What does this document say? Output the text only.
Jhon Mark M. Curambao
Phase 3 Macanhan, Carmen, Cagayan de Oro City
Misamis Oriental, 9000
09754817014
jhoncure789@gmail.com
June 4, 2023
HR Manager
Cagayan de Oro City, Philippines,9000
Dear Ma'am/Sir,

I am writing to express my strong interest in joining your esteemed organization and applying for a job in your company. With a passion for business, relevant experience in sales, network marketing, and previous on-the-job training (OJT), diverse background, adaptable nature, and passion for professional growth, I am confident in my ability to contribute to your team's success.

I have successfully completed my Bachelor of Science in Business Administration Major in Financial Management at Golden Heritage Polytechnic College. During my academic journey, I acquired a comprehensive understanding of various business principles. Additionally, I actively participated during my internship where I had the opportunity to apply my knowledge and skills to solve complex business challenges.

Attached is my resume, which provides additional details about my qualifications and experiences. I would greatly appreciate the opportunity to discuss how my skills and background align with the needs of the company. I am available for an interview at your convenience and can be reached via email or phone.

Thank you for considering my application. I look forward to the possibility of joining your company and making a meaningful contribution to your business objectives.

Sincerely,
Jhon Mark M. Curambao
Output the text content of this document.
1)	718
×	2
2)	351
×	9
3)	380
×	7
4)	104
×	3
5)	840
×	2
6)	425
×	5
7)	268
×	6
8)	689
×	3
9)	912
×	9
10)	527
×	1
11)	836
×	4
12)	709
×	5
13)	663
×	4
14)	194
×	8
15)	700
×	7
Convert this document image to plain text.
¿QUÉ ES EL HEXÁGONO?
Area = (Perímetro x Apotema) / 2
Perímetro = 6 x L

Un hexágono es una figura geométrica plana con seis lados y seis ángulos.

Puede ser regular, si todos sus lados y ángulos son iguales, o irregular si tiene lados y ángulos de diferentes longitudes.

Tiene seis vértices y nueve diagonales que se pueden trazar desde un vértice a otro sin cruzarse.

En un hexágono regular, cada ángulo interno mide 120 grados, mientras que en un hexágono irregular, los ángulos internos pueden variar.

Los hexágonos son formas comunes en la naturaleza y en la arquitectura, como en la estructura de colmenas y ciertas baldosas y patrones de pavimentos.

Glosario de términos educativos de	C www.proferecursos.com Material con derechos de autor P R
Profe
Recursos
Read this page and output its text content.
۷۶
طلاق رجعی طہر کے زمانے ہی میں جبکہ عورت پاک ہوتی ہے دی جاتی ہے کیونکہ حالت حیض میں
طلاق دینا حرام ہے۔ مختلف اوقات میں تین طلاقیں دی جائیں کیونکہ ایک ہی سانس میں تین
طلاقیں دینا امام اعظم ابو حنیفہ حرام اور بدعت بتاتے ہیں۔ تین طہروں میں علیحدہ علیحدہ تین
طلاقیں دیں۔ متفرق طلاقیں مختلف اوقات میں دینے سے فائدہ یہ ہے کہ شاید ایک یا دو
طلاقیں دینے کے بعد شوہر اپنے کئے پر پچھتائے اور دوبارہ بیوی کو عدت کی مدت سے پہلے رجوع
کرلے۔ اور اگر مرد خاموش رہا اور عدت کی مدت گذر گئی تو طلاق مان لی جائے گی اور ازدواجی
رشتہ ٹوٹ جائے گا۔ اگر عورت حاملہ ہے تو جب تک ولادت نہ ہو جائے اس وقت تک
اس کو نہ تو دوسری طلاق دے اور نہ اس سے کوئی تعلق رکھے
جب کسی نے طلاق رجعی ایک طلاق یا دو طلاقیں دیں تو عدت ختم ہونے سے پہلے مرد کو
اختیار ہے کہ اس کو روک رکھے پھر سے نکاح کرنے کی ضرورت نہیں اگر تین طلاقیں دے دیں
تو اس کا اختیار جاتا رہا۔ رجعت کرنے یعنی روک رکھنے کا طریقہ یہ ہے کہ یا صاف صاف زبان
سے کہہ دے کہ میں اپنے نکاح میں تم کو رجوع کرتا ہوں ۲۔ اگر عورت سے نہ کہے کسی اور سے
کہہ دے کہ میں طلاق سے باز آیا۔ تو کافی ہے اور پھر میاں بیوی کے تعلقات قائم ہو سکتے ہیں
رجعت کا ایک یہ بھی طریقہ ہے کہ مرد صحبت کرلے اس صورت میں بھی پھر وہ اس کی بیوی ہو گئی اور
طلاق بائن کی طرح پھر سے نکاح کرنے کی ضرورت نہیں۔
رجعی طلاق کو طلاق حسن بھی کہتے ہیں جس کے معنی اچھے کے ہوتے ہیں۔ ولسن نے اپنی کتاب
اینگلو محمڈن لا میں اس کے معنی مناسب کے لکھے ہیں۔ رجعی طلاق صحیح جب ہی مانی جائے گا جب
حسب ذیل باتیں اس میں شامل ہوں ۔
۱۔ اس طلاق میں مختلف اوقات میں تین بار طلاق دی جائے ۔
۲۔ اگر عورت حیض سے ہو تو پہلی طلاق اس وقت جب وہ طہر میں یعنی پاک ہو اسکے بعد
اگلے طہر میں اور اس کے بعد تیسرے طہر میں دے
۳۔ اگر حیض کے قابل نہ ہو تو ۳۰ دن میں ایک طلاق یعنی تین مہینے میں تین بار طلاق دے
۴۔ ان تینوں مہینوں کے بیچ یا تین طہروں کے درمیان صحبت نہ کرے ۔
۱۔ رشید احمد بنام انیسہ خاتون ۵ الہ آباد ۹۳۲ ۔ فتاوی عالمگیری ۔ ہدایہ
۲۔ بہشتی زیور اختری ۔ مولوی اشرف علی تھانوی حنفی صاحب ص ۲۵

Exercise prompt => Lines from the records above that hold "مختلف" are the ones to list.

Answer to the task =>
طلاق دینا حرام ہے۔ مختلف اوقات میں تین طلاقیں دی جائیں کیونکہ ایک ہی سانس میں تین
طلاقیں دیں۔ متفرق طلاقیں مختلف اوقات میں دینے سے فائدہ یہ ہے کہ شاید ایک یا دو
۱۔ اس طلاق میں مختلف اوقات میں تین بار طلاق دی جائے ۔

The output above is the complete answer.